=== Information provided ===

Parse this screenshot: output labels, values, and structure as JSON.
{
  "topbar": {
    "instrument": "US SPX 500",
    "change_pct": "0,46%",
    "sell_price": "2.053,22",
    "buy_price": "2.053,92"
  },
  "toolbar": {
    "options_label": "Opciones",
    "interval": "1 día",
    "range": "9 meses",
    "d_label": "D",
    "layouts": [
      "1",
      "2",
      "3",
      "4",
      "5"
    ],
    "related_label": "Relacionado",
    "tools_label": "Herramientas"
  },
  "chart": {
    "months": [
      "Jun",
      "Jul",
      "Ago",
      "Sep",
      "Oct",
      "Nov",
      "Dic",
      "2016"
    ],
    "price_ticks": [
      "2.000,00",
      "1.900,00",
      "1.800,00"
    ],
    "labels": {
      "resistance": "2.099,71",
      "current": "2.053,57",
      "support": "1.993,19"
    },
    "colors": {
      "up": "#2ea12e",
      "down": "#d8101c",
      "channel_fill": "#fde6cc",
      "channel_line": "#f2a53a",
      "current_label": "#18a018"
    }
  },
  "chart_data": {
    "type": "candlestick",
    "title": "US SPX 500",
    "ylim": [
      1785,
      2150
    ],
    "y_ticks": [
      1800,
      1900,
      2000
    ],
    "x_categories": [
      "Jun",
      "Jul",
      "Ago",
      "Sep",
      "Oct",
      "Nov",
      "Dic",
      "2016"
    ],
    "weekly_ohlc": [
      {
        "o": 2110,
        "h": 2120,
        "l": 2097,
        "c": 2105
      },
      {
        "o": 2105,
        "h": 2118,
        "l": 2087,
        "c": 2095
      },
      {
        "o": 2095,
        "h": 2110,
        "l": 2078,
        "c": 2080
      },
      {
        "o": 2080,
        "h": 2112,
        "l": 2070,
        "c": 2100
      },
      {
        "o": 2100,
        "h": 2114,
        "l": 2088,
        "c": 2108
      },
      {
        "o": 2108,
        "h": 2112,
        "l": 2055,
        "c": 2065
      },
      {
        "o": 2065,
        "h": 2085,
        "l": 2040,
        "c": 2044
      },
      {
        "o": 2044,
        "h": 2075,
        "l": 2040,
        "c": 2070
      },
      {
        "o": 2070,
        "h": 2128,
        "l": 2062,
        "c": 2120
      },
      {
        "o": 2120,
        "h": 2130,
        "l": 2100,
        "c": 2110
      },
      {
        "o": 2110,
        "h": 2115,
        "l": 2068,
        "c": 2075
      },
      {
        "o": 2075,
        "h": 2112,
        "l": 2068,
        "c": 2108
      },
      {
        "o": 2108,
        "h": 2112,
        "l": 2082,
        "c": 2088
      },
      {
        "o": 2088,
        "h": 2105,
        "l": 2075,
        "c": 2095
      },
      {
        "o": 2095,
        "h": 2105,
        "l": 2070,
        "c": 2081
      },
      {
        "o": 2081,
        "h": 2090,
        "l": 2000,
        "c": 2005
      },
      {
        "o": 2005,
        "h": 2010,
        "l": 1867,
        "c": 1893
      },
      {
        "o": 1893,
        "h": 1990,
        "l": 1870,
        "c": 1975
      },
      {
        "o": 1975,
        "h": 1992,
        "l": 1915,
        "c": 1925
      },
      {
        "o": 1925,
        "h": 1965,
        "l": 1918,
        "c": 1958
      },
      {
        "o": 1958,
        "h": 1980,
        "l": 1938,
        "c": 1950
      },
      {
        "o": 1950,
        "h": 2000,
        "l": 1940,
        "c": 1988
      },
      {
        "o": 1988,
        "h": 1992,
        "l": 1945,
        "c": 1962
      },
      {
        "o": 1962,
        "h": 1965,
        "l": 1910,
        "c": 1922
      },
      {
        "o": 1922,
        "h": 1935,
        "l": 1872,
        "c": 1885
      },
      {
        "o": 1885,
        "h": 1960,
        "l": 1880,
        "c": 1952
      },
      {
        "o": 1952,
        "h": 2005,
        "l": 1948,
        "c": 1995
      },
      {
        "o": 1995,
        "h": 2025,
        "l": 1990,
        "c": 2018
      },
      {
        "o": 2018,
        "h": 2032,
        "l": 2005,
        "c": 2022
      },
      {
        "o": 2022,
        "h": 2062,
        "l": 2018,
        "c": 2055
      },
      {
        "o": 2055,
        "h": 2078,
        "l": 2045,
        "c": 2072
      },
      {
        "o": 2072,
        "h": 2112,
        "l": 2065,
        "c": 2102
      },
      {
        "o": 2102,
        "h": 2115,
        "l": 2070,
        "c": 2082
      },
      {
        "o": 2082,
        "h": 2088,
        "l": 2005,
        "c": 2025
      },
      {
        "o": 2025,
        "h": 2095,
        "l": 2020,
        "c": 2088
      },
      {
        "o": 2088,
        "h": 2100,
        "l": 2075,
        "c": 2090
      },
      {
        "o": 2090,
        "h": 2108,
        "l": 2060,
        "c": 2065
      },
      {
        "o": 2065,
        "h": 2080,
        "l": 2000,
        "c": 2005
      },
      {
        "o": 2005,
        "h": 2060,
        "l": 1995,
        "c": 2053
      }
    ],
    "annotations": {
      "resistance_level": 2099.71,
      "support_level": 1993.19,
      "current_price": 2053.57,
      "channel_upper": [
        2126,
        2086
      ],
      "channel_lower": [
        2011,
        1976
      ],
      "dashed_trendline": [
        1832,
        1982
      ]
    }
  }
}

===

Short problem:
Go over the data above and copy every line that has the word "labels" in it.

Response to this task:
Parse this screenshot: output labels, values, and structure as JSON.
    "labels": {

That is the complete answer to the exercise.